[start]

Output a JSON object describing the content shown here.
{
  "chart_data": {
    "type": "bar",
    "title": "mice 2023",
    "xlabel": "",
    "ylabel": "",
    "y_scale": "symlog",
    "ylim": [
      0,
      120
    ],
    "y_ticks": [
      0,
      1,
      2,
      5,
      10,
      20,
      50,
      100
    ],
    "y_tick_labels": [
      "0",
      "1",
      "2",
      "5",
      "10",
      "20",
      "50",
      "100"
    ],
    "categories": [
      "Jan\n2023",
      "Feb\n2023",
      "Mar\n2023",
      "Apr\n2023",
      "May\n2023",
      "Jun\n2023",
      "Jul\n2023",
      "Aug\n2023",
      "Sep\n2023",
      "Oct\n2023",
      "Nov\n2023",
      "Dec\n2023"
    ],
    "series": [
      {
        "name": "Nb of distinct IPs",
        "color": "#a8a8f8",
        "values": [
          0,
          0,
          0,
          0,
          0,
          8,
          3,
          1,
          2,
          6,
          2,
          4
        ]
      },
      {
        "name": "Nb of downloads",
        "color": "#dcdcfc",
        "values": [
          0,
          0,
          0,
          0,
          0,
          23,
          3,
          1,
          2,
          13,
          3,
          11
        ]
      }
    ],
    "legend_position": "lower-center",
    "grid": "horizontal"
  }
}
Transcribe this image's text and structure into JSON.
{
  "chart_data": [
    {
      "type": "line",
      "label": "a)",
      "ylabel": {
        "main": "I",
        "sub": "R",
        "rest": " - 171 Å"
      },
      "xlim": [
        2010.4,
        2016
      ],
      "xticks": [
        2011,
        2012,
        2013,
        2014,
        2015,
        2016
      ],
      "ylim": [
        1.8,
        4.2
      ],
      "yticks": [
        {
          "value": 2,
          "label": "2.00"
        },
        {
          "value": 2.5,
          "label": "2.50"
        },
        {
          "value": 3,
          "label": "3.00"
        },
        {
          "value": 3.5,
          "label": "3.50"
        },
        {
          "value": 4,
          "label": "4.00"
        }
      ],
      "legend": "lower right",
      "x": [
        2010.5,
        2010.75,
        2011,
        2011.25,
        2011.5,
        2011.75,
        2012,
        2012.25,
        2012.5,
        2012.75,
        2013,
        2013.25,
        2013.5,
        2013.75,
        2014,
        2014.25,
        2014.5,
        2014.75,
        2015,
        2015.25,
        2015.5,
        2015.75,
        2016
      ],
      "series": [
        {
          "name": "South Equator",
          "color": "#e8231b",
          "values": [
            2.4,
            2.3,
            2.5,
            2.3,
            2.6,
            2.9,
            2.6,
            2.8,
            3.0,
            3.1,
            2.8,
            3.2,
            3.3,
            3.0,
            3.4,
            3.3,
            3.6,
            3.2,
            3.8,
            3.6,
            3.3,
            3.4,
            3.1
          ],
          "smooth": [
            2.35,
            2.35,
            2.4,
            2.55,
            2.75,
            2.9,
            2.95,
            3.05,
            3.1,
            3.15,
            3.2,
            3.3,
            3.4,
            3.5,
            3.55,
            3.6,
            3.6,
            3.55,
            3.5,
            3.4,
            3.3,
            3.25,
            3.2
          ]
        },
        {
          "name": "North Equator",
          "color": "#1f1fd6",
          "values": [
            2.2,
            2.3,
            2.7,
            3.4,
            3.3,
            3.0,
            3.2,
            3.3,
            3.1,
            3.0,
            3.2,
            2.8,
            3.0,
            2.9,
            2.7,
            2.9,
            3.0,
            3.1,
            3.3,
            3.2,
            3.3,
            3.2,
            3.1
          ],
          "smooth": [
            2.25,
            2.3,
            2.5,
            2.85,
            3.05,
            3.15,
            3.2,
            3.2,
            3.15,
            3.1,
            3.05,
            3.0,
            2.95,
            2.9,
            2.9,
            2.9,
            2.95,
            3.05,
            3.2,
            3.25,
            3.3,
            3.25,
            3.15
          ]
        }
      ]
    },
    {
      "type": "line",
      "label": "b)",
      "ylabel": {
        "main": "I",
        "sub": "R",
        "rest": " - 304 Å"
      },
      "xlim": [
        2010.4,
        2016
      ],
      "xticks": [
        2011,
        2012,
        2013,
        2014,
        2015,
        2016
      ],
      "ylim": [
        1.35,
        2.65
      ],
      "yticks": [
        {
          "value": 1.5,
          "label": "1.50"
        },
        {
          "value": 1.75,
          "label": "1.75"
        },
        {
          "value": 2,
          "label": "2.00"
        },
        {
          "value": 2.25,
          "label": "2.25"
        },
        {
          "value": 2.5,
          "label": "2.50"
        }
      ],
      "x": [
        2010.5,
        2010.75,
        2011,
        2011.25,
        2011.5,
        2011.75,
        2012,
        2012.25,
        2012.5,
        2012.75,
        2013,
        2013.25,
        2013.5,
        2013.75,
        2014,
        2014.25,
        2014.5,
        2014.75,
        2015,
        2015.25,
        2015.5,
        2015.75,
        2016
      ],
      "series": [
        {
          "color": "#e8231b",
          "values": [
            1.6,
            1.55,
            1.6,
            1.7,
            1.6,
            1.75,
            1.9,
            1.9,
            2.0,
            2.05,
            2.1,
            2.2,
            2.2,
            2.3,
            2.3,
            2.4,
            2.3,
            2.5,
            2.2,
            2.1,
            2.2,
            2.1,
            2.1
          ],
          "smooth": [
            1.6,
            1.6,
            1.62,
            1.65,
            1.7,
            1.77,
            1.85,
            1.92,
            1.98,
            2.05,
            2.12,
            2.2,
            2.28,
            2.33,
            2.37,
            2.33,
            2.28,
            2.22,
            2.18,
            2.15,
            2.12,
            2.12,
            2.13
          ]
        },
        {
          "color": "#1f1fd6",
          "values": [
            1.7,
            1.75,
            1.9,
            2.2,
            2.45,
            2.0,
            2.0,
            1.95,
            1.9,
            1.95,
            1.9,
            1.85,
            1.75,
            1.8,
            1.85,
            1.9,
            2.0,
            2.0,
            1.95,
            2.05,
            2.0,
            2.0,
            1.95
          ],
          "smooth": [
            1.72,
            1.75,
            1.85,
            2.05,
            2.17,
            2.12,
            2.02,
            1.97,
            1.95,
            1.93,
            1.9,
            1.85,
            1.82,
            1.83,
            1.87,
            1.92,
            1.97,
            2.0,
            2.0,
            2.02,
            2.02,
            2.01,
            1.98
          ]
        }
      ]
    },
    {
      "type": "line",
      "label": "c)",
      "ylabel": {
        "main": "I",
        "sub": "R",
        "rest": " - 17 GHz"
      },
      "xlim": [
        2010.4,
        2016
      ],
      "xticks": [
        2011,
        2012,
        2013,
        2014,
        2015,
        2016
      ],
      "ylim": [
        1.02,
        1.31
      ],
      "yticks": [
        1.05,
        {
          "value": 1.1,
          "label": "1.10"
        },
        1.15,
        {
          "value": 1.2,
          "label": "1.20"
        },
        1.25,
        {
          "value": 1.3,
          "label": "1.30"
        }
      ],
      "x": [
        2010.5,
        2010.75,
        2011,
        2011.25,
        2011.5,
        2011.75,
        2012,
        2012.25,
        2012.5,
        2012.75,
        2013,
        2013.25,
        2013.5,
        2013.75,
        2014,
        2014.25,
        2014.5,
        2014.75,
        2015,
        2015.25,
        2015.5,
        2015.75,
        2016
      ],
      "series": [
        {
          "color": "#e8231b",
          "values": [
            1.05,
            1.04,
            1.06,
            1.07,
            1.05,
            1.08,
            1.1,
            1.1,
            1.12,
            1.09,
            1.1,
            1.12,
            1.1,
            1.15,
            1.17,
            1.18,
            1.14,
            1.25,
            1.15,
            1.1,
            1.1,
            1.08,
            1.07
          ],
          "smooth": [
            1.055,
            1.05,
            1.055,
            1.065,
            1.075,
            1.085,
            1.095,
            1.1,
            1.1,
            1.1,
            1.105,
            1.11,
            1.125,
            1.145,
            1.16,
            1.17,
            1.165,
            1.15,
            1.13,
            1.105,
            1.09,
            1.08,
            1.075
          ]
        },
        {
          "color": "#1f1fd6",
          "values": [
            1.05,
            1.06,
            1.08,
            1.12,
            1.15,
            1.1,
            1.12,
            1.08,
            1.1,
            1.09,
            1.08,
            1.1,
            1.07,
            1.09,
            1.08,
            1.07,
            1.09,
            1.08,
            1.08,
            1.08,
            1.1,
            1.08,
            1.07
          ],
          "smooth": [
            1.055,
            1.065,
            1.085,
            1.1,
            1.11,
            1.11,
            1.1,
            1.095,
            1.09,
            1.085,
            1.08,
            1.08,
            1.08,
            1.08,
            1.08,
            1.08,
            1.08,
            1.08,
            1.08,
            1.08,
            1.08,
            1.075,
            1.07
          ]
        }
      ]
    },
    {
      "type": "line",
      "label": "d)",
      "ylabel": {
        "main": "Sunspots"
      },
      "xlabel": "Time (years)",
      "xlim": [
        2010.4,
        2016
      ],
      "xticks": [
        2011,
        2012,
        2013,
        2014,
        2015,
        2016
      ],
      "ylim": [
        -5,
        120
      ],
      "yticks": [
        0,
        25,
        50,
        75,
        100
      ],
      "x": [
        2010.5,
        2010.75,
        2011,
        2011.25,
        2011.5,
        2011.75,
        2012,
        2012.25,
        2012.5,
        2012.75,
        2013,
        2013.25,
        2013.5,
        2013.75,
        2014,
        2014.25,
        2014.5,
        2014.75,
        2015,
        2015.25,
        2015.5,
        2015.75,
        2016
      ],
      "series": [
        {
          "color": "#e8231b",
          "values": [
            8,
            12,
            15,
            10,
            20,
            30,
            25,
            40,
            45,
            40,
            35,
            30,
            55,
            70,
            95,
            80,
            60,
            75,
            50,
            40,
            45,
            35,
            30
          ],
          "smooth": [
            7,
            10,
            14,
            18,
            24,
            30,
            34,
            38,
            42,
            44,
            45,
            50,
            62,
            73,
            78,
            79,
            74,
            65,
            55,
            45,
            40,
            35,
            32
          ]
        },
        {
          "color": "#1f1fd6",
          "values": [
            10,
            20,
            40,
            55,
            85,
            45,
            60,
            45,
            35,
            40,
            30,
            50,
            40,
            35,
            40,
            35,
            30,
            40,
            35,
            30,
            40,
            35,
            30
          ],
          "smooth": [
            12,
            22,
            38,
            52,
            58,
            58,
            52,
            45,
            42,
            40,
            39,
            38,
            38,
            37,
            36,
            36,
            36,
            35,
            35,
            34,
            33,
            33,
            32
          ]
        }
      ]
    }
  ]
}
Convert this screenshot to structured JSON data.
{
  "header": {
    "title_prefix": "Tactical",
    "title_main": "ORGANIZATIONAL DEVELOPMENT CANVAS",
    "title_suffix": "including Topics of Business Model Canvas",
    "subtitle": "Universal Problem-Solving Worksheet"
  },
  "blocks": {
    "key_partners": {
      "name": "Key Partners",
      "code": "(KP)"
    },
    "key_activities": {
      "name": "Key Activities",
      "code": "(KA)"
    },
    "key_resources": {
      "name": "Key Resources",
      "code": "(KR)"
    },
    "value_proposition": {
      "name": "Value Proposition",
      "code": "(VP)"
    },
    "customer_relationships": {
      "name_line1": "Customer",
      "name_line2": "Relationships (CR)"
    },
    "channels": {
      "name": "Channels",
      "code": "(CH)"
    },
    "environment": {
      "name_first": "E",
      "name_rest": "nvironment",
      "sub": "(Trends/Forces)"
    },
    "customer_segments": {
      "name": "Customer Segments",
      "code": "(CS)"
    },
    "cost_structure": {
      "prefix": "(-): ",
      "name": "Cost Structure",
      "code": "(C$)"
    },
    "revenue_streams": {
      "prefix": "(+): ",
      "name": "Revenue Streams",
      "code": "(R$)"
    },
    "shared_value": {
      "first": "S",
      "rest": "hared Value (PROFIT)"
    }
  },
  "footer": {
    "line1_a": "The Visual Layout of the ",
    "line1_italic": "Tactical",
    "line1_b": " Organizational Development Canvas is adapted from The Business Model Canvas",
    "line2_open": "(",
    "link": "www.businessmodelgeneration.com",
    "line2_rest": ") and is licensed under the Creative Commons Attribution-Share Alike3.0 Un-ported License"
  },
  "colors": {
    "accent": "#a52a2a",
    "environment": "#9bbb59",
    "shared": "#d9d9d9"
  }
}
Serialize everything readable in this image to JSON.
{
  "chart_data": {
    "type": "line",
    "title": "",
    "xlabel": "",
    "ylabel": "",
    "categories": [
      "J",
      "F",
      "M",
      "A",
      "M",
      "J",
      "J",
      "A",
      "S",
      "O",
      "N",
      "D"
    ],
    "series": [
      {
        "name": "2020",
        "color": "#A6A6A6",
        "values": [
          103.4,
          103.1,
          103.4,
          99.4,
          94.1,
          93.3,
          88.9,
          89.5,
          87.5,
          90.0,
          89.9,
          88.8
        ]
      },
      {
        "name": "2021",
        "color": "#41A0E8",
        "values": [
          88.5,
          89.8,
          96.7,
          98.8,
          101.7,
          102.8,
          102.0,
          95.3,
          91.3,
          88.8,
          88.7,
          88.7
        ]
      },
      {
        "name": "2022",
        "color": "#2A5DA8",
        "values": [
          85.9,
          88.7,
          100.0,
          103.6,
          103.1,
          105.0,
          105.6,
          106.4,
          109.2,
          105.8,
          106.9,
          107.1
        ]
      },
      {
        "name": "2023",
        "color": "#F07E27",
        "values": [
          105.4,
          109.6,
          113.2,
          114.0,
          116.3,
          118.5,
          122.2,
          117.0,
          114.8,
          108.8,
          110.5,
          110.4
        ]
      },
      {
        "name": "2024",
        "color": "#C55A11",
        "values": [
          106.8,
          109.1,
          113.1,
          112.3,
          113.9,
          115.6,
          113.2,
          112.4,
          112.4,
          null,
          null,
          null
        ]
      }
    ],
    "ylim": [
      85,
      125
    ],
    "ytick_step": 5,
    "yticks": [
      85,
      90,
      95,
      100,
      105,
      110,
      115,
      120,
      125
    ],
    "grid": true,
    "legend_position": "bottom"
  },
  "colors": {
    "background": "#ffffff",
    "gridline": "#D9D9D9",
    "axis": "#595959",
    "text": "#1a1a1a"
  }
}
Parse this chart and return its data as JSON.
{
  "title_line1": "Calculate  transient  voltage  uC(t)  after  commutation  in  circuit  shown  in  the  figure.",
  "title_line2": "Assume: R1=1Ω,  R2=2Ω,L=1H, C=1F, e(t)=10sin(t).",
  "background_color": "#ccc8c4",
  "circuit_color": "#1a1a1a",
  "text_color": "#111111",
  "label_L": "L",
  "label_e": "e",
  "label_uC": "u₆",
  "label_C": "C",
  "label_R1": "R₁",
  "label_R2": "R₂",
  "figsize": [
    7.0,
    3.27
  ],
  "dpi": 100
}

[end]

§ **Exercise objective**: Show every line that contains the word "Tactical".

§ **Task result**:
    "title_prefix": "Tactical",
    "line1_italic": "Tactical",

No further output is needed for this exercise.